— Provided data —
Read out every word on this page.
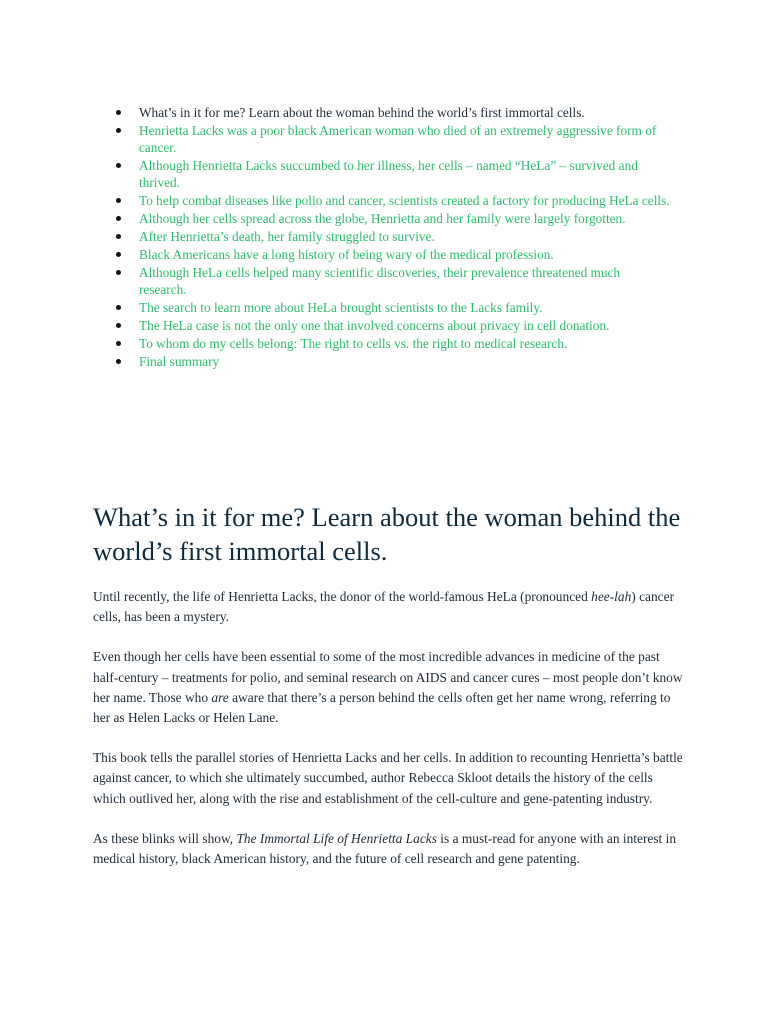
What’s in it for me? Learn about the woman behind the world’s first immortal cells.
Henrietta Lacks was a poor black American woman who died of an extremely aggressive form of cancer.
Although Henrietta Lacks succumbed to her illness, her cells – named “HeLa” – survived and thrived.
To help combat diseases like polio and cancer, scientists created a factory for producing HeLa cells.
Although her cells spread across the globe, Henrietta and her family were largely forgotten.
After Henrietta’s death, her family struggled to survive.
Black Americans have a long history of being wary of the medical profession.
Although HeLa cells helped many scientific discoveries, their prevalence threatened much research.
The search to learn more about HeLa brought scientists to the Lacks family.
The HeLa case is not the only one that involved concerns about privacy in cell donation.
To whom do my cells belong: The right to cells vs. the right to medical research.
Final summary
What’s in it for me? Learn about the woman behind the world’s first immortal cells.

Until recently, the life of Henrietta Lacks, the donor of the world-famous HeLa (pronounced hee-lah) cancer cells, has been a mystery.

Even though her cells have been essential to some of the most incredible advances in medicine of the past half-century – treatments for polio, and seminal research on AIDS and cancer cures – most people don’t know her name. Those who are aware that there’s a person behind the cells often get her name wrong, referring to her as Helen Lacks or Helen Lane.

This book tells the parallel stories of Henrietta Lacks and her cells. In addition to recounting Henrietta’s battle against cancer, to which she ultimately succumbed, author Rebecca Skloot details the history of the cells which outlived her, along with the rise and establishment of the cell-culture and gene-patenting industry.

As these blinks will show, The Immortal Life of Henrietta Lacks is a must-read for anyone with an interest in medical history, black American history, and the future of cell research and gene patenting.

— Your assignment —
Leaving out the pictures, restate the listing above exactly.

— Reply to the task —
Read out every word on this page.
What’s in it for me? Learn about the woman behind the world’s first immortal cells.
Henrietta Lacks was a poor black American woman who died of an extremely aggressive form of cancer.
Although Henrietta Lacks succumbed to her illness, her cells – named “HeLa” – survived and thrived.
To help combat diseases like polio and cancer, scientists created a factory for producing HeLa cells.
Although her cells spread across the globe, Henrietta and her family were largely forgotten.
After Henrietta’s death, her family struggled to survive.
Black Americans have a long history of being wary of the medical profession.
Although HeLa cells helped many scientific discoveries, their prevalence threatened much research.
The search to learn more about HeLa brought scientists to the Lacks family.
The HeLa case is not the only one that involved concerns about privacy in cell donation.
To whom do my cells belong: The right to cells vs. the right to medical research.
Final summary
What’s in it for me? Learn about the woman behind the world’s first immortal cells.

Until recently, the life of Henrietta Lacks, the donor of the world-famous HeLa (pronounced hee-lah) cancer cells, has been a mystery.

Even though her cells have been essential to some of the most incredible advances in medicine of the past half-century – treatments for polio, and seminal research on AIDS and cancer cures – most people don’t know her name. Those who are aware that there’s a person behind the cells often get her name wrong, referring to her as Helen Lacks or Helen Lane.

This book tells the parallel stories of Henrietta Lacks and her cells. In addition to recounting Henrietta’s battle against cancer, to which she ultimately succumbed, author Rebecca Skloot details the history of the cells which outlived her, along with the rise and establishment of the cell-culture and gene-patenting industry.

As these blinks will show, The Immortal Life of Henrietta Lacks is a must-read for anyone with an interest in medical history, black American history, and the future of cell research and gene patenting.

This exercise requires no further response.